● Esercizio
Trascriva fedelmente, riga per riga, tutti i record che seguono, tralasciando le immagini.

Voci del dataset:
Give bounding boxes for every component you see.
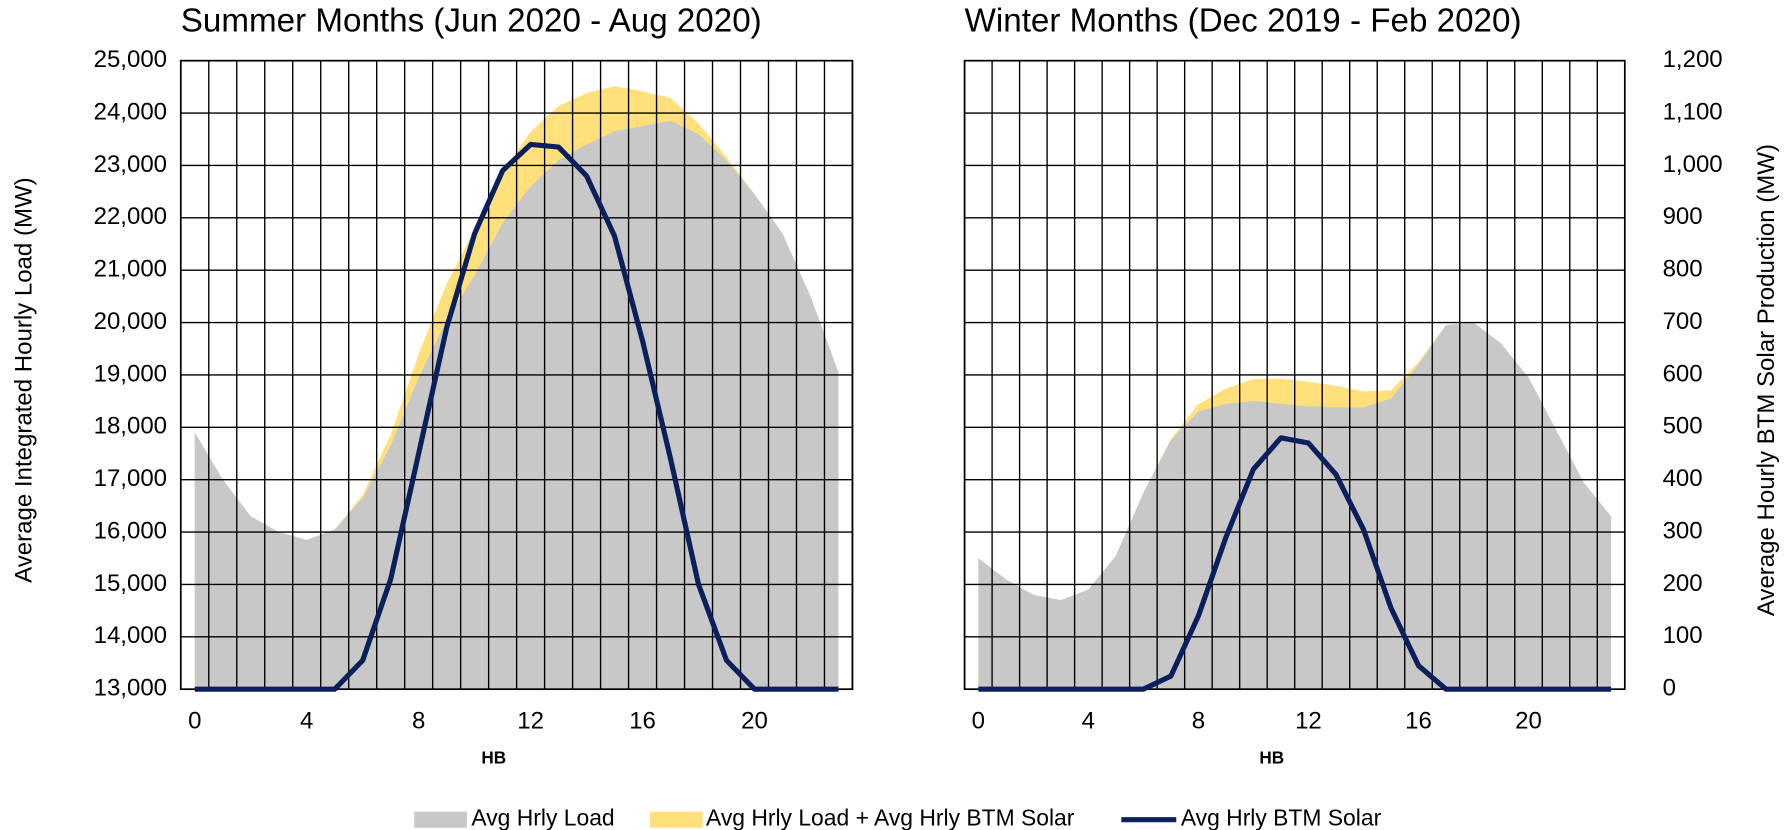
y-tick-label: 21,000 <box>94 256 167 283</box>
y-tick-label: 22,000 <box>94 203 167 230</box>
x-tick-label: 8 <box>412 708 425 735</box>
legend-swatch <box>414 811 467 828</box>
y2-tick-label: 0 <box>1663 675 1676 702</box>
y2-tick-label: 800 <box>1663 256 1703 283</box>
line <box>194 141 839 692</box>
y2-tick-label: 700 <box>1663 308 1703 335</box>
x-tick-label: 12 <box>517 708 544 735</box>
y-axis-title: Average Integrated Hourly Load (MW) <box>11 177 38 582</box>
y2-tick-label: 400 <box>1663 465 1703 492</box>
legend-swatch <box>649 811 703 828</box>
chart-title: Summer Months (Jun 2020 - Aug 2020) <box>181 3 762 40</box>
x-axis-title: HB <box>481 748 506 768</box>
chart-title: Winter Months (Dec 2019 - Feb 2020) <box>965 3 1522 40</box>
y-tick-label: 19,000 <box>94 360 167 387</box>
legend-label: Avg Hrly Load + Avg Hrly BTM Solar <box>706 805 1075 830</box>
y2-axis-title: Average Hourly BTM Solar Production (MW) <box>1753 144 1780 616</box>
y-tick-label: 18,000 <box>94 413 167 440</box>
plot-border <box>963 59 1626 691</box>
y2-tick-label: 1,100 <box>1663 98 1723 125</box>
y2-tick-label: 900 <box>1663 203 1703 230</box>
x-axis-title: HB <box>1259 748 1284 768</box>
y2-tick-label: 300 <box>1663 517 1703 544</box>
y-tick-label: 25,000 <box>94 46 167 73</box>
x-tick-label: 0 <box>972 708 985 735</box>
y-tick-label: 14,000 <box>94 622 167 649</box>
y-tick-label: 17,000 <box>94 465 167 492</box>
x-tick-label: 16 <box>629 708 656 735</box>
y-tick-label: 23,000 <box>94 151 167 178</box>
plot-border <box>179 59 854 691</box>
y-tick-label: 16,000 <box>94 517 167 544</box>
x-tick-label: 4 <box>1082 708 1095 735</box>
y-tick-label: 20,000 <box>94 308 167 335</box>
x-tick-label: 8 <box>1192 708 1205 735</box>
y-tick-label: 15,000 <box>94 570 167 597</box>
legend-label: Avg Hrly Load <box>471 805 614 830</box>
y2-tick-label: 1,200 <box>1663 46 1723 73</box>
x-tick-label: 4 <box>300 708 313 735</box>
y-tick-label: 13,000 <box>94 675 167 702</box>
x-tick-label: 16 <box>1405 708 1432 735</box>
x-tick-label: 20 <box>741 708 768 735</box>
y2-tick-label: 200 <box>1663 570 1703 597</box>
line <box>978 435 1612 692</box>
y2-tick-label: 1,000 <box>1663 151 1723 178</box>
x-tick-label: 20 <box>1515 708 1542 735</box>
x-tick-label: 12 <box>1295 708 1322 735</box>
legend-label: Avg Hrly BTM Solar <box>1181 805 1382 830</box>
x-tick-label: 0 <box>188 708 201 735</box>
y-tick-label: 24,000 <box>94 98 167 125</box>
y2-tick-label: 500 <box>1663 413 1703 440</box>
y2-tick-label: 100 <box>1663 622 1703 649</box>
y2-tick-label: 600 <box>1663 360 1703 387</box>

● Soluzione proposta
Give bounding boxes for every component you see.
y-tick-label: 21,000 <box>94 256 167 283</box>
y-tick-label: 22,000 <box>94 203 167 230</box>
x-tick-label: 8 <box>412 708 425 735</box>
legend-swatch <box>414 811 467 828</box>
y2-tick-label: 0 <box>1663 675 1676 702</box>
y2-tick-label: 800 <box>1663 256 1703 283</box>
line <box>194 141 839 692</box>
y2-tick-label: 700 <box>1663 308 1703 335</box>
x-tick-label: 12 <box>517 708 544 735</box>
y-axis-title: Average Integrated Hourly Load (MW) <box>11 177 38 582</box>
y2-tick-label: 400 <box>1663 465 1703 492</box>
legend-swatch <box>649 811 703 828</box>
chart-title: Summer Months (Jun 2020 - Aug 2020) <box>181 3 762 40</box>
x-axis-title: HB <box>481 748 506 768</box>
chart-title: Winter Months (Dec 2019 - Feb 2020) <box>965 3 1522 40</box>
y-tick-label: 19,000 <box>94 360 167 387</box>
legend-label: Avg Hrly Load + Avg Hrly BTM Solar <box>706 805 1075 830</box>
y2-axis-title: Average Hourly BTM Solar Production (MW) <box>1753 144 1780 616</box>
y-tick-label: 18,000 <box>94 413 167 440</box>
plot-border <box>963 59 1626 691</box>
y2-tick-label: 1,100 <box>1663 98 1723 125</box>
y2-tick-label: 900 <box>1663 203 1703 230</box>
x-axis-title: HB <box>1259 748 1284 768</box>
y2-tick-label: 300 <box>1663 517 1703 544</box>
y-tick-label: 25,000 <box>94 46 167 73</box>
x-tick-label: 0 <box>972 708 985 735</box>
y-tick-label: 14,000 <box>94 622 167 649</box>
y-tick-label: 17,000 <box>94 465 167 492</box>
x-tick-label: 16 <box>629 708 656 735</box>
y-tick-label: 23,000 <box>94 151 167 178</box>
plot-border <box>179 59 854 691</box>
y-tick-label: 16,000 <box>94 517 167 544</box>
x-tick-label: 4 <box>1082 708 1095 735</box>
y-tick-label: 20,000 <box>94 308 167 335</box>
x-tick-label: 8 <box>1192 708 1205 735</box>
y-tick-label: 15,000 <box>94 570 167 597</box>
legend-label: Avg Hrly Load <box>471 805 614 830</box>
y2-tick-label: 1,200 <box>1663 46 1723 73</box>
x-tick-label: 4 <box>300 708 313 735</box>
y-tick-label: 13,000 <box>94 675 167 702</box>
x-tick-label: 16 <box>1405 708 1432 735</box>
x-tick-label: 20 <box>741 708 768 735</box>
y2-tick-label: 200 <box>1663 570 1703 597</box>
line <box>978 435 1612 692</box>
y2-tick-label: 1,000 <box>1663 151 1723 178</box>
x-tick-label: 20 <box>1515 708 1542 735</box>
x-tick-label: 12 <box>1295 708 1322 735</box>
legend-label: Avg Hrly BTM Solar <box>1181 805 1382 830</box>
x-tick-label: 0 <box>188 708 201 735</box>
y-tick-label: 24,000 <box>94 98 167 125</box>
y2-tick-label: 500 <box>1663 413 1703 440</box>
y2-tick-label: 100 <box>1663 622 1703 649</box>
y2-tick-label: 600 <box>1663 360 1703 387</box>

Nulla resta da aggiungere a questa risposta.